(Extracted data entries)

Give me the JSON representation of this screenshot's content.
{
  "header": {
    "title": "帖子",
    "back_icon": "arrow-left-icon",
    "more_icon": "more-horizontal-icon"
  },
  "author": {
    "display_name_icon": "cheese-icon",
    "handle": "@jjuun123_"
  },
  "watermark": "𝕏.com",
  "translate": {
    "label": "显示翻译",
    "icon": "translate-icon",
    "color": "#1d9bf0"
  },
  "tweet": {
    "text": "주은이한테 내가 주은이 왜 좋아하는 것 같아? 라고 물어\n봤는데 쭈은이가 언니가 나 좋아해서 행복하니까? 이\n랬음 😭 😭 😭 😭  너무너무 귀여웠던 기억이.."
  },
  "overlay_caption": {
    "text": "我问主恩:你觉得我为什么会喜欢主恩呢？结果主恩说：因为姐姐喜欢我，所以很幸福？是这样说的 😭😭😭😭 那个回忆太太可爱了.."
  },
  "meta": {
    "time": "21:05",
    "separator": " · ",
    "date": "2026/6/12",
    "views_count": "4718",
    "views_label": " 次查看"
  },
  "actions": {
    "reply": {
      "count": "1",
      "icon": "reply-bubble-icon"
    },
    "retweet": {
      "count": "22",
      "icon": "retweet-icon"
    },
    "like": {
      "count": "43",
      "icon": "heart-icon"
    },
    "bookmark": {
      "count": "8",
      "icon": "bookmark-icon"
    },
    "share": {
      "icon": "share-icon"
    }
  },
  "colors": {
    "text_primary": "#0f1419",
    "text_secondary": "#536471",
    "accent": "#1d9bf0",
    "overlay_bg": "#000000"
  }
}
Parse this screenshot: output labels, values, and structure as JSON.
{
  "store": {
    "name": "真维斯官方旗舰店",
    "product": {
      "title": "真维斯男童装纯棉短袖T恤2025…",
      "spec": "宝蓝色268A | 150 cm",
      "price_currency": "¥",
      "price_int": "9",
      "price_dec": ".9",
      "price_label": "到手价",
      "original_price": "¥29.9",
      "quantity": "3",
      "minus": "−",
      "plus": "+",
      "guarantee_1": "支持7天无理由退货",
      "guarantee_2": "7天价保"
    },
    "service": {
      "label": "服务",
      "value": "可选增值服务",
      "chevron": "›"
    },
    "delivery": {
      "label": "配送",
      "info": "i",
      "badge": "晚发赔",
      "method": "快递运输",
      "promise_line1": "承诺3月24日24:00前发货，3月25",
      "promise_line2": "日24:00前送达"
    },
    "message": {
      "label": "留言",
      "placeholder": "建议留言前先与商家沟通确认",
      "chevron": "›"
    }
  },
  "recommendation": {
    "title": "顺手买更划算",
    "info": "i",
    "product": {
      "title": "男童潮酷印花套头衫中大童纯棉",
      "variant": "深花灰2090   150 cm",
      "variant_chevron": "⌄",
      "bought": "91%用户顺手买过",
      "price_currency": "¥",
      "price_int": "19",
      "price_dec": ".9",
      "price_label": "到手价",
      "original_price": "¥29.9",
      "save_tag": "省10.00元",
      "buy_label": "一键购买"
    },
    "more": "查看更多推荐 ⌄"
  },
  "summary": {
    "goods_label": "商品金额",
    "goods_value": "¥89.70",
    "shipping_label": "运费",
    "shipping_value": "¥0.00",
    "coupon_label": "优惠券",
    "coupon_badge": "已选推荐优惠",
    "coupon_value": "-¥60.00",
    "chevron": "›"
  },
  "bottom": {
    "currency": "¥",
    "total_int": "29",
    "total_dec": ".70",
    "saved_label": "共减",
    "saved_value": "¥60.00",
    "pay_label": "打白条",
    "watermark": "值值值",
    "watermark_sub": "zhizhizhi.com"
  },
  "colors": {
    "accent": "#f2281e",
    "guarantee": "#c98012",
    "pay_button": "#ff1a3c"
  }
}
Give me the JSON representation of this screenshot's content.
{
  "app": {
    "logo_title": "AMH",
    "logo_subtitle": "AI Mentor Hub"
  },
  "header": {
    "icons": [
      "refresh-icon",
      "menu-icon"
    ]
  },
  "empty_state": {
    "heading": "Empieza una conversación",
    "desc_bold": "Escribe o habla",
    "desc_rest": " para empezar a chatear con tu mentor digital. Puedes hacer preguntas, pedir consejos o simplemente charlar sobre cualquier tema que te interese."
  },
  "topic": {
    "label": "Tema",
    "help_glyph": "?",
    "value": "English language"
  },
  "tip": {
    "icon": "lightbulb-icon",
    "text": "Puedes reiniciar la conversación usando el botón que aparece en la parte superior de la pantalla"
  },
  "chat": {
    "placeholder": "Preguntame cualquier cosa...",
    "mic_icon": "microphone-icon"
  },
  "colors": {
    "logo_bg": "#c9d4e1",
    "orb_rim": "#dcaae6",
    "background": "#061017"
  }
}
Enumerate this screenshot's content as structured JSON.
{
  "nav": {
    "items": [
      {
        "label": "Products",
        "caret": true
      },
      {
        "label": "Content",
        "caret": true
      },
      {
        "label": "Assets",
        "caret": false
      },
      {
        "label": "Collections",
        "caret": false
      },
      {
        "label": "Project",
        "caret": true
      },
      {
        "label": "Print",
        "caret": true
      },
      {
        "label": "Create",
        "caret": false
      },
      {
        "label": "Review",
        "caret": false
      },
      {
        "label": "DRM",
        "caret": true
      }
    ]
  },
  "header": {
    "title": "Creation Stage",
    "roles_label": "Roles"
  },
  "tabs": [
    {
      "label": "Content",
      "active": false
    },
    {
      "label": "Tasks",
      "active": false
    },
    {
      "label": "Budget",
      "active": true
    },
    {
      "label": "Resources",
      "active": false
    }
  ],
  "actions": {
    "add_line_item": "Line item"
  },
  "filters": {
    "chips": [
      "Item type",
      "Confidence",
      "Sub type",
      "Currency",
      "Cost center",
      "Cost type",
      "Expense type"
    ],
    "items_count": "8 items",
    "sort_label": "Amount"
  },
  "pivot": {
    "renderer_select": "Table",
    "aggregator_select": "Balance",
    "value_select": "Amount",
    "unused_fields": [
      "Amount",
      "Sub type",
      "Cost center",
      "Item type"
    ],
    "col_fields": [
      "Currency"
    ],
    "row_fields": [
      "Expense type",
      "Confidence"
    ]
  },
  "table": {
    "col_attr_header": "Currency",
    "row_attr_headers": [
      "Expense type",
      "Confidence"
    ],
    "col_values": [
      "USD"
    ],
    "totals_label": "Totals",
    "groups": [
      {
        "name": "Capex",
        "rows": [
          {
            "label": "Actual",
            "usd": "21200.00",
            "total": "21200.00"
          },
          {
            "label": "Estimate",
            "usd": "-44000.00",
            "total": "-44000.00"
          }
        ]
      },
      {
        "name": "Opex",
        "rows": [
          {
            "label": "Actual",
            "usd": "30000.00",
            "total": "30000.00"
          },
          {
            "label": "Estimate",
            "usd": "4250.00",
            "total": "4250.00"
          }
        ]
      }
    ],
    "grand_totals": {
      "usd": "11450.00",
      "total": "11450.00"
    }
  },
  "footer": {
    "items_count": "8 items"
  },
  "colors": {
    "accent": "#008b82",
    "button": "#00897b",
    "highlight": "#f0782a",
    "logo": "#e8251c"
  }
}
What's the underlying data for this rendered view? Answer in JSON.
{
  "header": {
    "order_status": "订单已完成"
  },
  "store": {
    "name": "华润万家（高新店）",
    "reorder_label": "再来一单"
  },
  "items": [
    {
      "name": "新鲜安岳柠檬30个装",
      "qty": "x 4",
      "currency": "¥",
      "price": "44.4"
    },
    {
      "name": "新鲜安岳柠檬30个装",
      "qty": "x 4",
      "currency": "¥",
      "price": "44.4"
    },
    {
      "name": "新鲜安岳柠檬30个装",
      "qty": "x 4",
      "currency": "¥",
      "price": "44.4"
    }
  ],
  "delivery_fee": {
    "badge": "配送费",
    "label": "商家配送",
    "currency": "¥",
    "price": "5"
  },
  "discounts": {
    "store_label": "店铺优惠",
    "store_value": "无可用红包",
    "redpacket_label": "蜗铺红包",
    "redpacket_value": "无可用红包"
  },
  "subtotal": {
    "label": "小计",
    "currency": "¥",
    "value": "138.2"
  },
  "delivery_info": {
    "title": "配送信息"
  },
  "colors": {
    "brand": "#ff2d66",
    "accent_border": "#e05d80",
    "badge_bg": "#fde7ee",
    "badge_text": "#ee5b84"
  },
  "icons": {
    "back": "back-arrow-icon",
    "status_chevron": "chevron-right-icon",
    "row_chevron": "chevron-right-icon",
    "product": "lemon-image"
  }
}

→ **Written exercise**: From the entries above, return each line with the word "this" in it.

→ **Response**:
Give me the JSON representation of this screenshot's content.
Parse this screenshot: output labels, values, and structure as JSON.
Give me the JSON representation of this screenshot's content.
Enumerate this screenshot's content as structured JSON.
What's the underlying data for this rendered view? Answer in JSON.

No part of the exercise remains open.